## Exercise description
Keep only those lines of the records that include the string "капитального".
---+---
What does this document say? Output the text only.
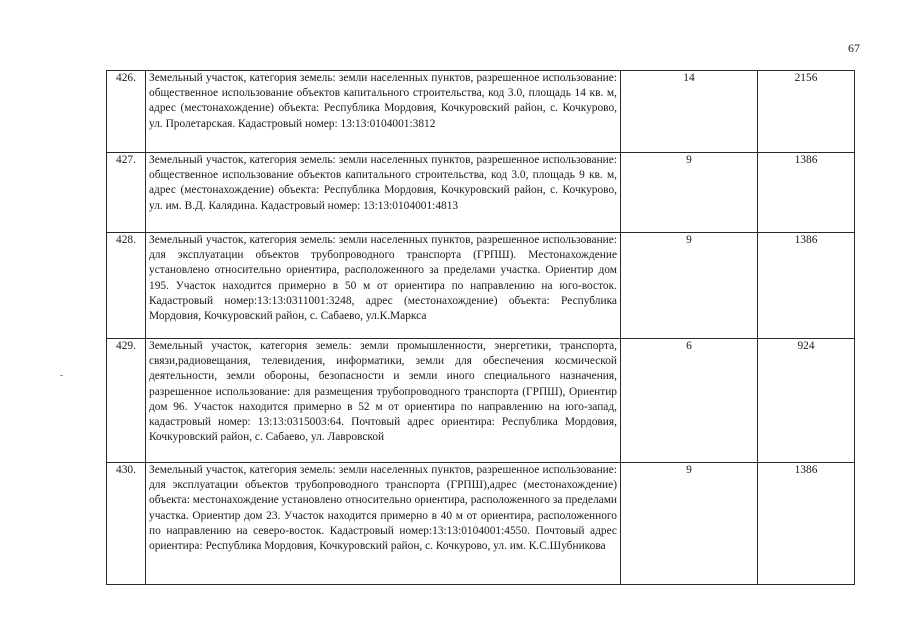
67
426.	Земельный участок, категория земель: земли населенных пунктов, разрешенное использование: общественное использование объектов капитального строительства, код 3.0, площадь 14 кв. м, адрес (местонахождение) объекта: Республика Мордовия, Кочкуровский район, с. Кочкурово, ул. Пролетарская. Кадастровый номер: 13:13:0104001:3812	14	2156
427.	Земельный участок, категория земель: земли населенных пунктов, разрешенное использование: общественное использование объектов капитального строительства, код 3.0, площадь 9 кв. м, адрес (местонахождение) объекта: Республика Мордовия, Кочкуровский район, с. Кочкурово, ул. им. В.Д. Калядина. Кадастровый номер: 13:13:0104001:4813	9	1386
428.	Земельный участок, категория земель: земли населенных пунктов, разрешенное использование: для эксплуатации объектов трубопроводного транспорта (ГРПШ). Местонахождение установлено относительно ориентира, расположенного за пределами участка. Ориентир дом 195. Участок находится примерно в 50 м от ориентира по направлению на юго-восток. Кадастровый номер:13:13:0311001:3248, адрес (местонахождение) объекта: Республика Мордовия, Кочкуровский район, с. Сабаево, ул.К.Маркса	9	1386
429.	Земельный участок, категория земель: земли промышленности, энергетики, транспорта, связи,радиовещания, телевидения, информатики, земли для обеспечения космической деятельности, земли обороны, безопасности и земли иного специального назначения, разрешенное использование: для размещения трубопроводного транспорта (ГРПШ), Ориентир дом 96. Участок находится примерно в 52 м от ориентира по направлению на юго-запад, кадастровый номер: 13:13:0315003:64. Почтовый адрес ориентира: Республика Мордовия, Кочкуровский район, с. Сабаево, ул. Лавровской	6	924
430.	Земельный участок, категория земель: земли населенных пунктов, разрешенное использование: для эксплуатации объектов трубопроводного транспорта (ГРПШ),адрес (местонахождение) объекта: местонахождение установлено относительно ориентира, расположенного за пределами участка. Ориентир дом 23. Участок находится примерно в 40 м от ориентира, расположенного по направлению на северо-восток. Кадастровый номер:13:13:0104001:4550. Почтовый адрес ориентира: Республика Мордовия, Кочкуровский район, с. Кочкурово, ул. им. К.С.Шубникова	9	1386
---+---
## Result for this task
426.	Земельный участок, категория земель: земли населенных пунктов, разрешенное использование: общественное использование объектов капитального строительства, код 3.0, площадь 14 кв. м, адрес (местонахождение) объекта: Республика Мордовия, Кочкуровский район, с. Кочкурово, ул. Пролетарская. Кадастровый номер: 13:13:0104001:3812	14	2156
427.	Земельный участок, категория земель: земли населенных пунктов, разрешенное использование: общественное использование объектов капитального строительства, код 3.0, площадь 9 кв. м, адрес (местонахождение) объекта: Республика Мордовия, Кочкуровский район, с. Кочкурово, ул. им. В.Д. Калядина. Кадастровый номер: 13:13:0104001:4813	9	1386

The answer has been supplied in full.